— BEGIN —

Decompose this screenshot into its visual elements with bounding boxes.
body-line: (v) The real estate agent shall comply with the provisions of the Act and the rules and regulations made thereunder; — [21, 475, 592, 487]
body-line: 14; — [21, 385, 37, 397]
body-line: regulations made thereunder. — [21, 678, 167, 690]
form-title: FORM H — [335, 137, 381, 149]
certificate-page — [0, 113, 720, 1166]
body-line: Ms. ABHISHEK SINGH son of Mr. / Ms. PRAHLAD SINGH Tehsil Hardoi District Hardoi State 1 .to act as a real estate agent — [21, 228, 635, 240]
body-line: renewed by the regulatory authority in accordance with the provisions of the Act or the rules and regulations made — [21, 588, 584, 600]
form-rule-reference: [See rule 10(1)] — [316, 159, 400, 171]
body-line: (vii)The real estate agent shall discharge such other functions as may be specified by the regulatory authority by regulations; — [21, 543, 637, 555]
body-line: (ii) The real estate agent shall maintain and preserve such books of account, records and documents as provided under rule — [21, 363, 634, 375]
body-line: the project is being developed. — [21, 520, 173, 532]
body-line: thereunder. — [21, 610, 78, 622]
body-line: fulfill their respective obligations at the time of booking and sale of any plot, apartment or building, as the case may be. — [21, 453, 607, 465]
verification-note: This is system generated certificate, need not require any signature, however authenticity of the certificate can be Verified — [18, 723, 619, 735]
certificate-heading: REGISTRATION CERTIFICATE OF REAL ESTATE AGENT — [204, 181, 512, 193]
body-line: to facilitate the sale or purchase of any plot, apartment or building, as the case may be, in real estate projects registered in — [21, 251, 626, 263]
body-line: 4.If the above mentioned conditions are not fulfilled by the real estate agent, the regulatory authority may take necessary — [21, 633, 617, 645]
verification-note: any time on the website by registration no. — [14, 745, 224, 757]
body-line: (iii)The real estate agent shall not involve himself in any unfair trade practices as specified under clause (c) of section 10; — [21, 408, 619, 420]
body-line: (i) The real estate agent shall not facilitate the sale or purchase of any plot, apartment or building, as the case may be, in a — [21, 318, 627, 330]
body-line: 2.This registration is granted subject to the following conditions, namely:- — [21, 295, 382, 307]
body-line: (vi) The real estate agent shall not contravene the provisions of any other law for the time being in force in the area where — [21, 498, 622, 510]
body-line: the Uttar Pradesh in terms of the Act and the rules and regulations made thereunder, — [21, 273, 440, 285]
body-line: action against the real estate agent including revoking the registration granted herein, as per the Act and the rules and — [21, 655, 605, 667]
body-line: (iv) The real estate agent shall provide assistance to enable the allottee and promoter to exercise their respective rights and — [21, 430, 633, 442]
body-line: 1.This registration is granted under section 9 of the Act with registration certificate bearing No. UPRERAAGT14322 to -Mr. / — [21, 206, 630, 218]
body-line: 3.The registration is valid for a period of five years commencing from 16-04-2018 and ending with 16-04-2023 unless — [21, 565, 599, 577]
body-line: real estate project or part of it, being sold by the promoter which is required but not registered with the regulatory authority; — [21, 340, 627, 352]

— END —

Work required | Lay out the entries as a Markdown table with the columns Row and Line, one numbered row per line. Begin at the first line of the entries, stop after the line that contains "verification-note: This is", and leave out any blank lines.

Solution to this task |
| Row | Line |
|---|---|
| 1 | Decompose this screenshot into its visual elements with bounding boxes. |
| 2 | body-line: (v) The real estate agent shall comply with the provisions of the Act and the rules and regulations made thereunder; — [21, 475, 592, 487] |
| 3 | body-line: 14; — [21, 385, 37, 397] |
| 4 | body-line: regulations made thereunder. — [21, 678, 167, 690] |
| 5 | form-title: FORM H — [335, 137, 381, 149] |
| 6 | certificate-page — [0, 113, 720, 1166] |
| 7 | body-line: Ms. ABHISHEK SINGH son of Mr. / Ms. PRAHLAD SINGH Tehsil Hardoi District Hardoi State 1 .to act as a real estate agent — [21, 228, 635, 240] |
| 8 | body-line: renewed by the regulatory authority in accordance with the provisions of the Act or the rules and regulations made — [21, 588, 584, 600] |
| 9 | form-rule-reference: [See rule 10(1)] — [316, 159, 400, 171] |
| 10 | body-line: (vii)The real estate agent shall discharge such other functions as may be specified by the regulatory authority by regulations; — [21, 543, 637, 555] |
| 11 | body-line: (ii) The real estate agent shall maintain and preserve such books of account, records and documents as provided under rule — [21, 363, 634, 375] |
| 12 | body-line: the project is being developed. — [21, 520, 173, 532] |
| 13 | body-line: thereunder. — [21, 610, 78, 622] |
| 14 | body-line: fulfill their respective obligations at the time of booking and sale of any plot, apartment or building, as the case may be. — [21, 453, 607, 465] |
| 15 | verification-note: This is system generated certificate, need not require any signature, however authenticity of the certificate can be Verified — [18, 723, 619, 735] |